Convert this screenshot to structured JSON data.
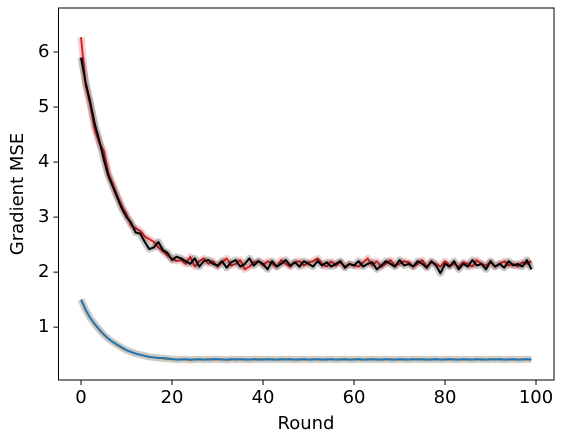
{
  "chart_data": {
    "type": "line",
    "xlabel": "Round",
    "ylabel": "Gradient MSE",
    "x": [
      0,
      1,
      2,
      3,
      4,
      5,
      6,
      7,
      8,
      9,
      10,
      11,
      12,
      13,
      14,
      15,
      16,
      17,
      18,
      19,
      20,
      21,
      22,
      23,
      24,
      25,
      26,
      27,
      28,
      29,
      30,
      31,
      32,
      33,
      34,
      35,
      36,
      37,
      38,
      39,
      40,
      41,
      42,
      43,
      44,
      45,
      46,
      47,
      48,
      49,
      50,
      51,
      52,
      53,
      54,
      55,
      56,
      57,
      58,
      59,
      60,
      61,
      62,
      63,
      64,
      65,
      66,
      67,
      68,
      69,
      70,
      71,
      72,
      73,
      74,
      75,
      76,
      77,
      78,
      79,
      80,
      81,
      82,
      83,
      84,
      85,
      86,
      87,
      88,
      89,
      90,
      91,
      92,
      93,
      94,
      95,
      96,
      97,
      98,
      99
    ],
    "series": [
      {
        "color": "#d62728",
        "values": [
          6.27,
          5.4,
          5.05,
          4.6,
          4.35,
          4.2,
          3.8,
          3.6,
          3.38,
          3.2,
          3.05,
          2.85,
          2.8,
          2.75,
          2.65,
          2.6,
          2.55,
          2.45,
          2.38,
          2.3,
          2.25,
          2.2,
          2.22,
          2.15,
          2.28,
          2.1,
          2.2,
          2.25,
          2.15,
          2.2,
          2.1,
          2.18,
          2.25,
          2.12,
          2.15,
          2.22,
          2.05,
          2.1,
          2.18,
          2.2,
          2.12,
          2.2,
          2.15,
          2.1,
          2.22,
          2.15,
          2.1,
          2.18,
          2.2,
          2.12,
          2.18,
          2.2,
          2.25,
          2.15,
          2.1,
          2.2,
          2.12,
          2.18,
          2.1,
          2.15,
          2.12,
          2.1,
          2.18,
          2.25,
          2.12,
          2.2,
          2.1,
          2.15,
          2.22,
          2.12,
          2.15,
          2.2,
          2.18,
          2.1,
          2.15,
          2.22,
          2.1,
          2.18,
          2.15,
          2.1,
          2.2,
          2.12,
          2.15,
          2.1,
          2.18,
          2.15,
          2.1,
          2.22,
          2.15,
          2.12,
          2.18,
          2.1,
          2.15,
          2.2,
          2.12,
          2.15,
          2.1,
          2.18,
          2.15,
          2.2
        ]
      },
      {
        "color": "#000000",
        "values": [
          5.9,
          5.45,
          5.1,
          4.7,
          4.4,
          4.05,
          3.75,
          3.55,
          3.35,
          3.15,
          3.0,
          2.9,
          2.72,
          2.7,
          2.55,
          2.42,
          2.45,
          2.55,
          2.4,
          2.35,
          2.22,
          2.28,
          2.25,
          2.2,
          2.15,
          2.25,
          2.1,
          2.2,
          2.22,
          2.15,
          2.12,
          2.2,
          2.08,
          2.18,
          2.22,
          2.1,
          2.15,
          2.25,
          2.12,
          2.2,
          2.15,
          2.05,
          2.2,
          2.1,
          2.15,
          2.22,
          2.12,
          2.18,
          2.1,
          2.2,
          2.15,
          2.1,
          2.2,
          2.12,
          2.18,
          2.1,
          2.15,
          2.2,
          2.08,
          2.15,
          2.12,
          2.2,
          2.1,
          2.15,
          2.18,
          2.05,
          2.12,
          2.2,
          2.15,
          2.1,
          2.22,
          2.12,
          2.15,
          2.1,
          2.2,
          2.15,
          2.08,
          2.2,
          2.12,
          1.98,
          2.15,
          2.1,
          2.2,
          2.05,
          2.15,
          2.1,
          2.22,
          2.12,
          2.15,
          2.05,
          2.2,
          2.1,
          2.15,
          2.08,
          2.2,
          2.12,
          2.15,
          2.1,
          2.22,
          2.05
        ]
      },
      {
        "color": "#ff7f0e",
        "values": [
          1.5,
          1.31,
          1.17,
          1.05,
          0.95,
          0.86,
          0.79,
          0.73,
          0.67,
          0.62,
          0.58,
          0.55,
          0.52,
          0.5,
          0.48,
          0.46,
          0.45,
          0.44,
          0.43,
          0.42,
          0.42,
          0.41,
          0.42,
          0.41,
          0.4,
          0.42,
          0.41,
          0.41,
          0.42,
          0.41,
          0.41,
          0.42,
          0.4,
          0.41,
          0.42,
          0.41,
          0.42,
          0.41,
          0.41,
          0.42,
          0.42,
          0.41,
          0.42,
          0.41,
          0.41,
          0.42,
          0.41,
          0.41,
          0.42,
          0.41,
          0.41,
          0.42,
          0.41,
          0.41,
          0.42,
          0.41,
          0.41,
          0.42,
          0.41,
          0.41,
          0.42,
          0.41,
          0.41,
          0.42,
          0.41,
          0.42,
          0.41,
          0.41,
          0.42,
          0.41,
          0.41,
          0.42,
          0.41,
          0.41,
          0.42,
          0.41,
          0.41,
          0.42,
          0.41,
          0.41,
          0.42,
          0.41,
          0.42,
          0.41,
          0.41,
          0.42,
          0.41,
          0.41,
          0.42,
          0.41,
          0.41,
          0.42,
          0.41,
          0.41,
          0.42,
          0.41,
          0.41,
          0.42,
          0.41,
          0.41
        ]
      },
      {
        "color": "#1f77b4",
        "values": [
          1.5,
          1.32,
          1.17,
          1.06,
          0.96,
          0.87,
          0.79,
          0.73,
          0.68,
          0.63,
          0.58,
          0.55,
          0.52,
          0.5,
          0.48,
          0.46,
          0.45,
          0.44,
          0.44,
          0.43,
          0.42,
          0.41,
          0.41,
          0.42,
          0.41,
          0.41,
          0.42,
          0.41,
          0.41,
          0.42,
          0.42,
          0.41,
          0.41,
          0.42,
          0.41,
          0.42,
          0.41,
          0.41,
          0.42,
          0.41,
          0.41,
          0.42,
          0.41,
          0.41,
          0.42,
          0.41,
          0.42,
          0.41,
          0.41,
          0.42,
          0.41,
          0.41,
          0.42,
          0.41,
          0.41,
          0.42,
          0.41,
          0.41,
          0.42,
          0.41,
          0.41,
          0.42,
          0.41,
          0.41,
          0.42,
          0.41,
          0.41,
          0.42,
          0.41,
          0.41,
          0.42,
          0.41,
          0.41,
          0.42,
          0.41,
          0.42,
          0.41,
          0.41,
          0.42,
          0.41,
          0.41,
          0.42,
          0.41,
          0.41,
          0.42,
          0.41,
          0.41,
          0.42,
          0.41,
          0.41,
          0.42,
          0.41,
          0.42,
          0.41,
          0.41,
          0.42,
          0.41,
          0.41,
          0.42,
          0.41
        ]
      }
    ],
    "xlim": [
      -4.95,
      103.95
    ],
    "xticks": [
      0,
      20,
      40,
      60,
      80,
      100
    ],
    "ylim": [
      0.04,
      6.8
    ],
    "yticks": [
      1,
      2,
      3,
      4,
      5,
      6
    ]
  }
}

★ ★ ★ ★

§ Aim of the exercise:
Identify each line containing the string "color" and copy it out.

§ Solution to this problem:
        "color": "#d62728",
        "color": "#000000",
        "color": "#ff7f0e",
        "color": "#1f77b4",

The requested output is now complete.